Task statement: Locate each line holding the string "marker" and copy it.

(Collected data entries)
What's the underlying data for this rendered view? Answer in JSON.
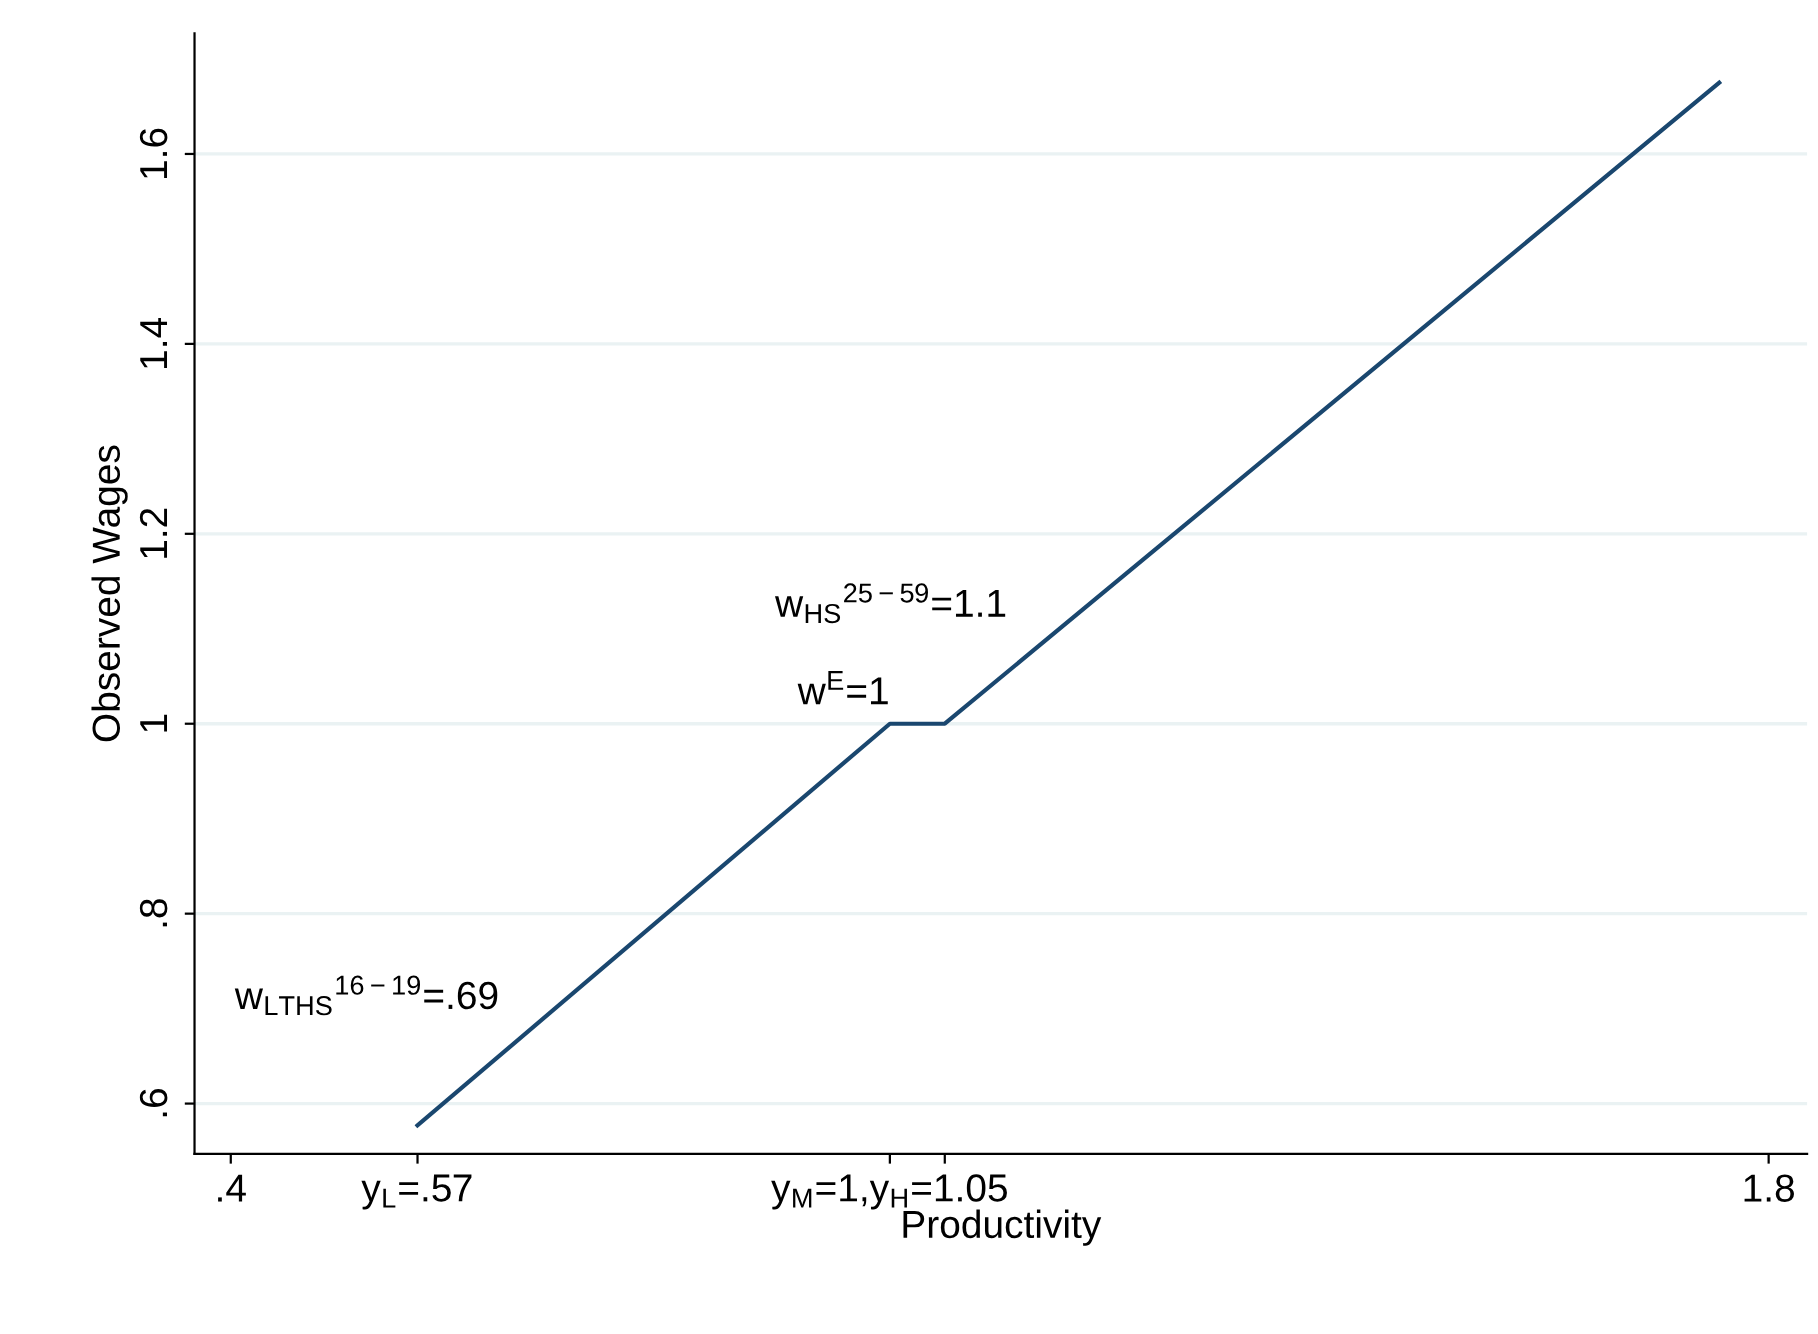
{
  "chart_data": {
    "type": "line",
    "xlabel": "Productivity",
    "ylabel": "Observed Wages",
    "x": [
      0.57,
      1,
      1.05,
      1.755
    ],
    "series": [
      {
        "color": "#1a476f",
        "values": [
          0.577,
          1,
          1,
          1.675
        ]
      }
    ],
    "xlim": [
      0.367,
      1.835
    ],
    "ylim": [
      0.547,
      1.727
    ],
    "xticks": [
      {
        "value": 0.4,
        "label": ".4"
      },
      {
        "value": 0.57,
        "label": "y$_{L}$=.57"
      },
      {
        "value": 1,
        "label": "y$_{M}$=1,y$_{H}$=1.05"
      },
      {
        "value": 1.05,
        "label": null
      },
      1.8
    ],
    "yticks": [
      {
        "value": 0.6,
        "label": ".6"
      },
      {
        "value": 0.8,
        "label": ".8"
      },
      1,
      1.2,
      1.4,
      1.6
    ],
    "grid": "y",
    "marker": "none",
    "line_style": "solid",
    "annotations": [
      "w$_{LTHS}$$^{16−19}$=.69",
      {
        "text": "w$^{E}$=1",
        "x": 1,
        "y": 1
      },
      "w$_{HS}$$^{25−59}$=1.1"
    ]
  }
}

---

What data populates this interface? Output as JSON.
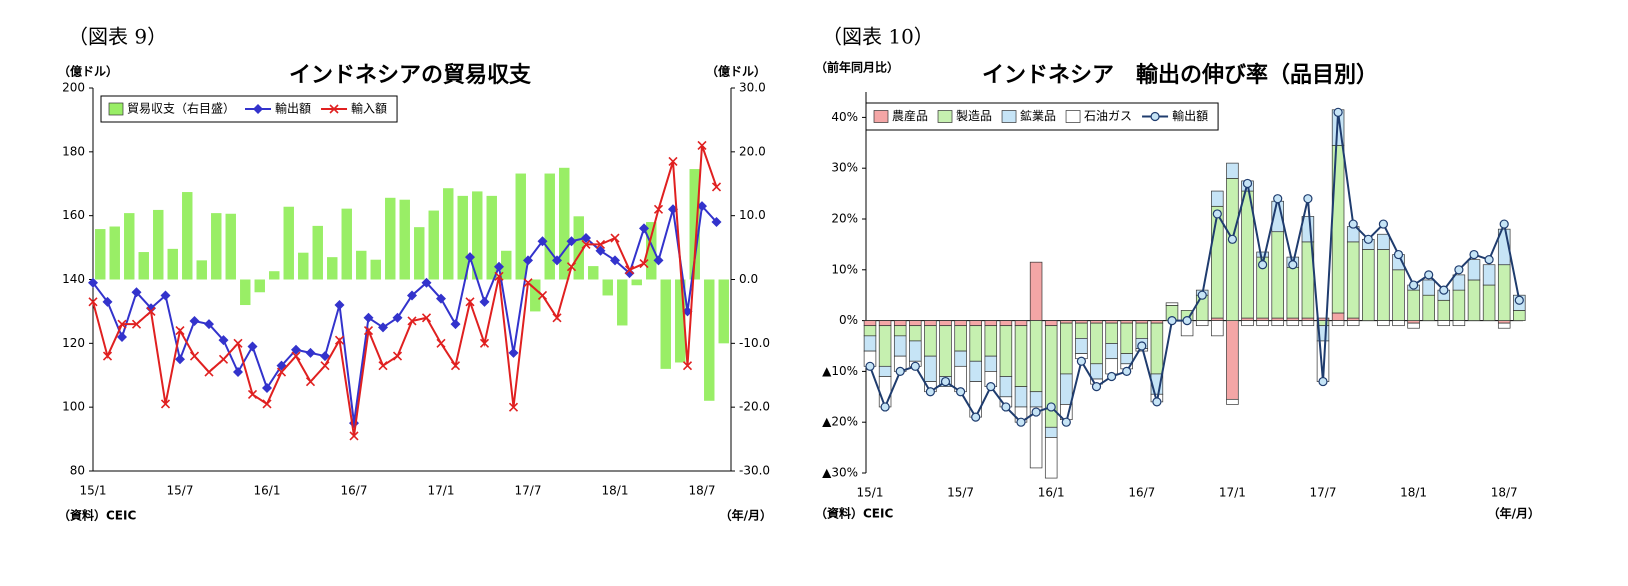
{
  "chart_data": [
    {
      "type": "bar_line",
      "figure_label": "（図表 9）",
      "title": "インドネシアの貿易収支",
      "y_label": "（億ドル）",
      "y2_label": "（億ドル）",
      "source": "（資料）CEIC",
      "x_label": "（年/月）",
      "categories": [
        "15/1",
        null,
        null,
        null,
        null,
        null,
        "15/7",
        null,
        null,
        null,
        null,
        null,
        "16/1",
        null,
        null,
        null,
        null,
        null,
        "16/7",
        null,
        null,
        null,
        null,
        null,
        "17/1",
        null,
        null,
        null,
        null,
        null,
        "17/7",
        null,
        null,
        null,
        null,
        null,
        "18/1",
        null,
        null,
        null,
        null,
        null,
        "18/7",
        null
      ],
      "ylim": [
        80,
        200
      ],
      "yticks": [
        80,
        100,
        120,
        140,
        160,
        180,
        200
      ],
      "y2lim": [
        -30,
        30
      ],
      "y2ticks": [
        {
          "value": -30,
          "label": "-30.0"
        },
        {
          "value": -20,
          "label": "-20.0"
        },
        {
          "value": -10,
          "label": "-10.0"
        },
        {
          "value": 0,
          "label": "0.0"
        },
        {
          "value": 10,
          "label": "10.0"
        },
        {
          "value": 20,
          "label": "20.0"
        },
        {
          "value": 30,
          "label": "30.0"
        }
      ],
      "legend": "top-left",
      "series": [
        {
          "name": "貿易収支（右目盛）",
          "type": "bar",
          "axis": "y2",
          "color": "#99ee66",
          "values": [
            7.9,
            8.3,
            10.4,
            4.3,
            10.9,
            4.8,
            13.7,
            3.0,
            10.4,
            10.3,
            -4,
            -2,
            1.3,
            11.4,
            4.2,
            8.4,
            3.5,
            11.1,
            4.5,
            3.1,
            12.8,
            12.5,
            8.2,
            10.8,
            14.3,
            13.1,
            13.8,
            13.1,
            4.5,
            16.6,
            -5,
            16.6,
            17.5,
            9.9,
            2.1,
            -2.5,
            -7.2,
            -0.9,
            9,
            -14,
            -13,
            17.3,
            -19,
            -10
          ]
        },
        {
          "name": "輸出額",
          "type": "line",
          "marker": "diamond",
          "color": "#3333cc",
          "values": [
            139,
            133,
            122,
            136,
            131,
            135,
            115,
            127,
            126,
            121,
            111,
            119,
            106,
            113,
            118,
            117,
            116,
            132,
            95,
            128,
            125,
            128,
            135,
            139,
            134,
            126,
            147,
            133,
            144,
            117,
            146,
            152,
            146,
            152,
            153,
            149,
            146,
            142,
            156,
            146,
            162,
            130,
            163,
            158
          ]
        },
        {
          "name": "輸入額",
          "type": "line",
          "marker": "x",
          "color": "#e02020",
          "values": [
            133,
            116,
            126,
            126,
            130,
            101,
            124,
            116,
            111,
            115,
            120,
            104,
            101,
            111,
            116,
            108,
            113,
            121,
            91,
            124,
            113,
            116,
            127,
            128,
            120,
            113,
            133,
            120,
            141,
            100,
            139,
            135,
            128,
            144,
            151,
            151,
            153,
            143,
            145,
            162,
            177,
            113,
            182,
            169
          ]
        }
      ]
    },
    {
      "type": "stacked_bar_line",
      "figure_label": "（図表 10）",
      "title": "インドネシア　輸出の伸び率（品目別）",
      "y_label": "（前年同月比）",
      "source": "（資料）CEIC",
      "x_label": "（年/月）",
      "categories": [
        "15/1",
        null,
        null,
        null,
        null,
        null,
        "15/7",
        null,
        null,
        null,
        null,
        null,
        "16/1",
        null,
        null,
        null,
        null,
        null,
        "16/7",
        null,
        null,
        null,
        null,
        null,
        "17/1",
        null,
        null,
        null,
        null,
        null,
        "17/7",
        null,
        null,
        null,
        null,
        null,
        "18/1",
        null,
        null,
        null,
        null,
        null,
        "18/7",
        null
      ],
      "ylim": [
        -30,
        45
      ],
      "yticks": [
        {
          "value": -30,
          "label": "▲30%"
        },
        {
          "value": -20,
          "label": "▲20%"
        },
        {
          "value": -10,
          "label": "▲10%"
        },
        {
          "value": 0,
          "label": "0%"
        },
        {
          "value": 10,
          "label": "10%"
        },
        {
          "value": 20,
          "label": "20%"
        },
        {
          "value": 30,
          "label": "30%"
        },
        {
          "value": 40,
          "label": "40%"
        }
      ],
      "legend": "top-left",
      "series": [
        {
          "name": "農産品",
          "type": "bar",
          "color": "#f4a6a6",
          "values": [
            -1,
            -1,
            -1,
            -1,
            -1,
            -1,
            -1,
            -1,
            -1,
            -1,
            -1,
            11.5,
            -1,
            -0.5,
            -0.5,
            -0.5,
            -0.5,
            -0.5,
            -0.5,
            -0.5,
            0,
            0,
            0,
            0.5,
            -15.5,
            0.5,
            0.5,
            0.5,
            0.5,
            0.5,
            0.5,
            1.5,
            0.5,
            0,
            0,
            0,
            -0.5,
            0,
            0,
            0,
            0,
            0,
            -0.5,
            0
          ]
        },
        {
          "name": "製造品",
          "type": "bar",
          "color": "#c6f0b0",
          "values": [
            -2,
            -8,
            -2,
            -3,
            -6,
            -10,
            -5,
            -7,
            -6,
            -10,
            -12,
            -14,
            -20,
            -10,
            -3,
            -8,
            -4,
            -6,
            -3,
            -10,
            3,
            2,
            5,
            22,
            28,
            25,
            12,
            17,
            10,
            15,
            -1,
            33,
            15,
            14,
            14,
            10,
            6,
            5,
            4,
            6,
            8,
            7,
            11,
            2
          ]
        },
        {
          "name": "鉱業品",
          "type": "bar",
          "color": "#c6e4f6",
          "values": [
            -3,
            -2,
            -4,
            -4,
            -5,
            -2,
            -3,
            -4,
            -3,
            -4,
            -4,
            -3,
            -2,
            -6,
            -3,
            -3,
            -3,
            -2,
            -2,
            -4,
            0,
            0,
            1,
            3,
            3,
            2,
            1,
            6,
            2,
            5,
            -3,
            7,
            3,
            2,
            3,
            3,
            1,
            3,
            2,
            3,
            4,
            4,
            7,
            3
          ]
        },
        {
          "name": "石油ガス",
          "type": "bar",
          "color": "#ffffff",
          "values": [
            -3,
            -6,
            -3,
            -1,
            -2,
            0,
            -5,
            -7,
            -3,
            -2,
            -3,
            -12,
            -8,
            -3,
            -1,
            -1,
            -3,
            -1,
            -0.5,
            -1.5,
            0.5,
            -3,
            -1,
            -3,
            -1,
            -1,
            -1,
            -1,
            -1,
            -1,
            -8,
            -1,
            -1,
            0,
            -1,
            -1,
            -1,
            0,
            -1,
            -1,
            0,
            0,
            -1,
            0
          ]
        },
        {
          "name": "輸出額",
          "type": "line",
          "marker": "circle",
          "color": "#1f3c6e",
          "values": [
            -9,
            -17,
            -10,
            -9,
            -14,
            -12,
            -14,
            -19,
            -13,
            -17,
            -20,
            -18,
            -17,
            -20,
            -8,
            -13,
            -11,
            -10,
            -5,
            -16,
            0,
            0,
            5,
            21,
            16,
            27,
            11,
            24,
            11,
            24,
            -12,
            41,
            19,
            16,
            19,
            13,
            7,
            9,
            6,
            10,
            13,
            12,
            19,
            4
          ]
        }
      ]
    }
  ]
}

The output:
    "marker": "none",
          "marker": "diamond",
          "marker": "x",
          "marker": "circle",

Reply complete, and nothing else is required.